[BEGIN Records supplied]

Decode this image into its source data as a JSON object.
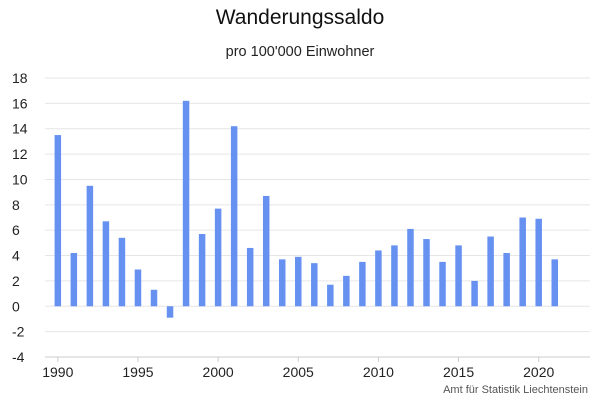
{
  "chart_data": {
    "type": "bar",
    "title": "Wanderungssaldo",
    "subtitle": "pro 100'000 Einwohner",
    "source": "Amt für Statistik Liechtenstein",
    "x": [
      1990,
      1991,
      1992,
      1993,
      1994,
      1995,
      1996,
      1997,
      1998,
      1999,
      2000,
      2001,
      2002,
      2003,
      2004,
      2005,
      2006,
      2007,
      2008,
      2009,
      2010,
      2011,
      2012,
      2013,
      2014,
      2015,
      2016,
      2017,
      2018,
      2019,
      2020,
      2021
    ],
    "values": [
      13.5,
      4.2,
      9.5,
      6.7,
      5.4,
      2.9,
      1.3,
      -0.9,
      16.2,
      5.7,
      7.7,
      14.2,
      4.6,
      8.7,
      3.7,
      3.9,
      3.4,
      1.7,
      2.4,
      3.5,
      4.4,
      4.8,
      6.1,
      5.3,
      3.5,
      4.8,
      2.0,
      5.5,
      4.2,
      7.0,
      6.9,
      3.7
    ],
    "ylim": [
      -4,
      18
    ],
    "yticks": [
      -4,
      -2,
      0,
      2,
      4,
      6,
      8,
      10,
      12,
      14,
      16,
      18
    ],
    "xticks": [
      1990,
      1995,
      2000,
      2005,
      2010,
      2015,
      2020
    ],
    "grid": true,
    "bar_color": "#6691f0",
    "grid_color": "#e6e6e6"
  }
}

[END Records supplied]

Pull out and copy each line containing the string "source".

Decode this image into its source data as a JSON object.
    "source": "Amt für Statistik Liechtenstein",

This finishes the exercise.